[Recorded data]
——
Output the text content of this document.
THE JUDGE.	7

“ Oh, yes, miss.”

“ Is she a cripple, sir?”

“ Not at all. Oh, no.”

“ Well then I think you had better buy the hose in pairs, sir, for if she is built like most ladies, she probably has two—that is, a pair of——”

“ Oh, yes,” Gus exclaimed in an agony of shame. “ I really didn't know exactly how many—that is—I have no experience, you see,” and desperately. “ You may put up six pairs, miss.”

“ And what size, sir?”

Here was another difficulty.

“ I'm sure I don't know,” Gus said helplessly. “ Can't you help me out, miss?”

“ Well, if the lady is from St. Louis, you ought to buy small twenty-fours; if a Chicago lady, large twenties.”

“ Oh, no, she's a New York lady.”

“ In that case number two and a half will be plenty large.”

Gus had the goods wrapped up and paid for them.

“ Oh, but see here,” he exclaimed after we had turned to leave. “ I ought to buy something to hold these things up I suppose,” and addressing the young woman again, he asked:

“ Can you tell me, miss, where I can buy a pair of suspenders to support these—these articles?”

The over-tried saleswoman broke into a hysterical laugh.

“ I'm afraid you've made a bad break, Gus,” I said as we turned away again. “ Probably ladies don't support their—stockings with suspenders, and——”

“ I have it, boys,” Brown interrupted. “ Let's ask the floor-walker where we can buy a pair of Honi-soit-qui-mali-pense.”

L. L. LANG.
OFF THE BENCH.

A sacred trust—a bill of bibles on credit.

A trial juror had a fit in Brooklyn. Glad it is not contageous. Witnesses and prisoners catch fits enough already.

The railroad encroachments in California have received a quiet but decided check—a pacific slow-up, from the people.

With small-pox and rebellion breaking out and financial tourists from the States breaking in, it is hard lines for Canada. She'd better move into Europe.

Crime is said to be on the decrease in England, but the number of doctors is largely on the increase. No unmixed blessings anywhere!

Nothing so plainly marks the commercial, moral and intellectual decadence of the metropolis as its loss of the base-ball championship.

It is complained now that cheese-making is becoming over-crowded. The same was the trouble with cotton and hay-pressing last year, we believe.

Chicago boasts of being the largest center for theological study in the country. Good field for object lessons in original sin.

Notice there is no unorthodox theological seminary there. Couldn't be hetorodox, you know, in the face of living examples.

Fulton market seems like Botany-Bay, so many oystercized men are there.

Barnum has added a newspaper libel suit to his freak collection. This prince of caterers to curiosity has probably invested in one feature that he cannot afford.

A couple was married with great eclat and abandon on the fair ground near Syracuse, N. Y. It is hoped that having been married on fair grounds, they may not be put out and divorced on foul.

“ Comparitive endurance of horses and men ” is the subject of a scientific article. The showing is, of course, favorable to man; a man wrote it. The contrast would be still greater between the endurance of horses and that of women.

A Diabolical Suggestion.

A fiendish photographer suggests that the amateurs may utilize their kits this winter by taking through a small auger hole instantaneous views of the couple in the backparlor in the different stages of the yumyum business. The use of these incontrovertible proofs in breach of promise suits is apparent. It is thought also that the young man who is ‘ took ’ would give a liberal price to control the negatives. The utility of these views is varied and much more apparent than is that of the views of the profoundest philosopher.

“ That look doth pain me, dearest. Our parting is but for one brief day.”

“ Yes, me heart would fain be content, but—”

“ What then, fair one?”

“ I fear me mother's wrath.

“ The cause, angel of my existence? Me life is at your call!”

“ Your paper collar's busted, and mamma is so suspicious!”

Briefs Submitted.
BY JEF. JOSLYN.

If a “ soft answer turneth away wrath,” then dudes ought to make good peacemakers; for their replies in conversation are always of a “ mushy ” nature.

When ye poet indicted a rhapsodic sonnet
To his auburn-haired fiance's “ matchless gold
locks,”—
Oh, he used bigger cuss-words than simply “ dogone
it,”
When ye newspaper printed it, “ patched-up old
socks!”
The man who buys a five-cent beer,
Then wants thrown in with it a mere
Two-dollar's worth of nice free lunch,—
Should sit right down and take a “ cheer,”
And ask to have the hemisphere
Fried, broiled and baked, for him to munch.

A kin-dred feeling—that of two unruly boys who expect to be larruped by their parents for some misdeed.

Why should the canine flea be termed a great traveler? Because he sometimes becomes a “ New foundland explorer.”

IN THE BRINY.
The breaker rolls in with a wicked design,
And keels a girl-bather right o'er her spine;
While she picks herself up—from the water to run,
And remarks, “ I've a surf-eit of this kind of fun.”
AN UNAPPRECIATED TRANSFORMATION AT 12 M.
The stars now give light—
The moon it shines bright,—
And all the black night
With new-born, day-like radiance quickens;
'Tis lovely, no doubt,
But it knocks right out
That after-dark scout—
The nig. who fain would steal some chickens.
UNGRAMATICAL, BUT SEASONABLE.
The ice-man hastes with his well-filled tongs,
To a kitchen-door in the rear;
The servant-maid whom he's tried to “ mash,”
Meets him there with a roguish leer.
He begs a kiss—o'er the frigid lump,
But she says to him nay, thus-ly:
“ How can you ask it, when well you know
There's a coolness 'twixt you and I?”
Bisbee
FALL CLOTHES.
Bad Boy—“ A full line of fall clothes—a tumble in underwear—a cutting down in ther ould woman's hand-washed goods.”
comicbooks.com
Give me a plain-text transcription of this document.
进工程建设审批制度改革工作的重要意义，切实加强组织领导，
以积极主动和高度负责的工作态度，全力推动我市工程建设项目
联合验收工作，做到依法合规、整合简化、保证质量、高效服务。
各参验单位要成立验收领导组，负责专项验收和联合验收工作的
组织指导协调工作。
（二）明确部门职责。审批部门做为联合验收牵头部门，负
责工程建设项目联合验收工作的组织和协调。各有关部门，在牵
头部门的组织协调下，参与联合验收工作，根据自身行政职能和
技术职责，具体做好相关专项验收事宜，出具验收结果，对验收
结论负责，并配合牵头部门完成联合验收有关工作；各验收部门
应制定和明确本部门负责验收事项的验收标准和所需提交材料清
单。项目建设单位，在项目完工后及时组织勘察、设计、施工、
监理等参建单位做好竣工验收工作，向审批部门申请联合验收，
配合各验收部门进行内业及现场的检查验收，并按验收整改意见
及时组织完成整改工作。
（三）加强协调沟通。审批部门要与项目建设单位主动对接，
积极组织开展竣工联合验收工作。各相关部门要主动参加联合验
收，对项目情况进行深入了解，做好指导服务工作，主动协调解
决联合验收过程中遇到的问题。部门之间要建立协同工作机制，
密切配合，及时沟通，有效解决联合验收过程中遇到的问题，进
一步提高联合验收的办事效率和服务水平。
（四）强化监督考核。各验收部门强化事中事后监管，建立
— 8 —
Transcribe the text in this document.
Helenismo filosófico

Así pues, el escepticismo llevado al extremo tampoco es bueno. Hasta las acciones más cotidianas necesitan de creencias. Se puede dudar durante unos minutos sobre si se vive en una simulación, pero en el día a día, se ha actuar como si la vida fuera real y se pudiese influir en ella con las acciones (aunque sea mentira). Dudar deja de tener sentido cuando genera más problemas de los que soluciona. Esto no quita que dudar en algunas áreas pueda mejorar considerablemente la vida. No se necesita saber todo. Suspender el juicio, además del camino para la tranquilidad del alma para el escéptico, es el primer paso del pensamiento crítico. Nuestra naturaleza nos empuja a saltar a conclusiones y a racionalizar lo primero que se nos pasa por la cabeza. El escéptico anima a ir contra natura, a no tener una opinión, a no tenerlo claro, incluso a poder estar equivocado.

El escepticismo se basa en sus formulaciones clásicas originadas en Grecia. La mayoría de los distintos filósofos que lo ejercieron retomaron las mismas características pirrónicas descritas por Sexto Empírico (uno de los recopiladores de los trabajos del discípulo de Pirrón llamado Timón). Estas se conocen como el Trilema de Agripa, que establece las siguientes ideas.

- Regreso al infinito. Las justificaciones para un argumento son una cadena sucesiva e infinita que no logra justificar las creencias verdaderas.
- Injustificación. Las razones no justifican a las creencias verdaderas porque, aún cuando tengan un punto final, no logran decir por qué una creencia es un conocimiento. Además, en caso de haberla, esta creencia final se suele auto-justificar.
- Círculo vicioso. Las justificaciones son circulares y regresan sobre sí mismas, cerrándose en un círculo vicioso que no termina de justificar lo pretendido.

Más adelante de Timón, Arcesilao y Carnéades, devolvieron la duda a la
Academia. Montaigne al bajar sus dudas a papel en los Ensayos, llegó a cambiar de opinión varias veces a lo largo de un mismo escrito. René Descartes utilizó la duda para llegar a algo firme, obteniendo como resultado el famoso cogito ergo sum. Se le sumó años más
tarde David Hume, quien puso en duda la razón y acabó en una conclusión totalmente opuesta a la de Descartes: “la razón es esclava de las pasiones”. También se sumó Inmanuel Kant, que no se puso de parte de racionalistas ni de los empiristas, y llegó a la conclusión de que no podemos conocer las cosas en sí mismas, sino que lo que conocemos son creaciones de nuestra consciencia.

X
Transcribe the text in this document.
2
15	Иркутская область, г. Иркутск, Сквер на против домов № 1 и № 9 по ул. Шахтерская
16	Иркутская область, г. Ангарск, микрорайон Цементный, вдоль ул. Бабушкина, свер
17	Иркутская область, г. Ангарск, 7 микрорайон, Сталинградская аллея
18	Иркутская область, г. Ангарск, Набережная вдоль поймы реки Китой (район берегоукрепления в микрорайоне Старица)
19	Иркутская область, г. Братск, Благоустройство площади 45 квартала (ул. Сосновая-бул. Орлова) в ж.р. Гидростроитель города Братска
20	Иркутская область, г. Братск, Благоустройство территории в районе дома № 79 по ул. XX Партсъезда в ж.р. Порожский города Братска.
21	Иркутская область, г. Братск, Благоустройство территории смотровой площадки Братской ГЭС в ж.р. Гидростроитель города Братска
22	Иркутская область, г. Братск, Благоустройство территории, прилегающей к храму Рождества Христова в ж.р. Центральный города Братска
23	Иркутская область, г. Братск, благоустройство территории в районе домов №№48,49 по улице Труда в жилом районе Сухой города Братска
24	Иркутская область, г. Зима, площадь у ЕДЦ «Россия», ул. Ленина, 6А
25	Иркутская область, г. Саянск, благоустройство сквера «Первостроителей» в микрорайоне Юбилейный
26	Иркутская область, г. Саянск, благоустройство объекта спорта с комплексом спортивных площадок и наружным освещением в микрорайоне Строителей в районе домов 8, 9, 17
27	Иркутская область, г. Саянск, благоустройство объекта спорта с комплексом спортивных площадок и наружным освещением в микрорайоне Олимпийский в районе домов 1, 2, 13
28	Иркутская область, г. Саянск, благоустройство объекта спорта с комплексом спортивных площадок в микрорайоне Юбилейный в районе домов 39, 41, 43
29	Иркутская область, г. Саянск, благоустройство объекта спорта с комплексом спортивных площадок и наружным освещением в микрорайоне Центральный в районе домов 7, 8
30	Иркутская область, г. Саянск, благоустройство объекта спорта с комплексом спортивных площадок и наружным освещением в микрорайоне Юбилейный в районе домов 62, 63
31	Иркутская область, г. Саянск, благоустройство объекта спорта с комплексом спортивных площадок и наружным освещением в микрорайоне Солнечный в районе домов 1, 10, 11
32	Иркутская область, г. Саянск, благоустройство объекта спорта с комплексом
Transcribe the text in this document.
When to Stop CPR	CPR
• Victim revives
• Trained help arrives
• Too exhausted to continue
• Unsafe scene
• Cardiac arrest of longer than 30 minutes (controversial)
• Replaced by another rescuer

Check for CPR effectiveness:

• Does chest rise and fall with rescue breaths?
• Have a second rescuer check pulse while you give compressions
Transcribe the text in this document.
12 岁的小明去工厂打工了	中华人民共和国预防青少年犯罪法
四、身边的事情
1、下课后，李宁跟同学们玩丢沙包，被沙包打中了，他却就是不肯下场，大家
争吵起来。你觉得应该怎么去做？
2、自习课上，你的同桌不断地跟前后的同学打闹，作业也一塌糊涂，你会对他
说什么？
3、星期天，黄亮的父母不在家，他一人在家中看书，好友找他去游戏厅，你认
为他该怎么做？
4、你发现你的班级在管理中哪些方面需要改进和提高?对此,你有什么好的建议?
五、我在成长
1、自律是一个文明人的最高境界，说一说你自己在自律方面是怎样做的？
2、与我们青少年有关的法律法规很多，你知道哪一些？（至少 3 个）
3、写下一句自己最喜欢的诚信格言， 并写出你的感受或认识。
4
——
▶ [TASK]: In the entries above, identify every line with the word "turned". Copy those lines.

▶ [SOLUTION FOR THIS TASK]:
“ Oh, but see here,” he exclaimed after we had turned to leave. “ I ought to buy something to hold these things up I suppose,” and addressing the young woman again, he asked:
“ I'm afraid you've made a bad break, Gus,” I said as we turned away again. “ Probably ladies don't support their—stockings with suspenders, and——”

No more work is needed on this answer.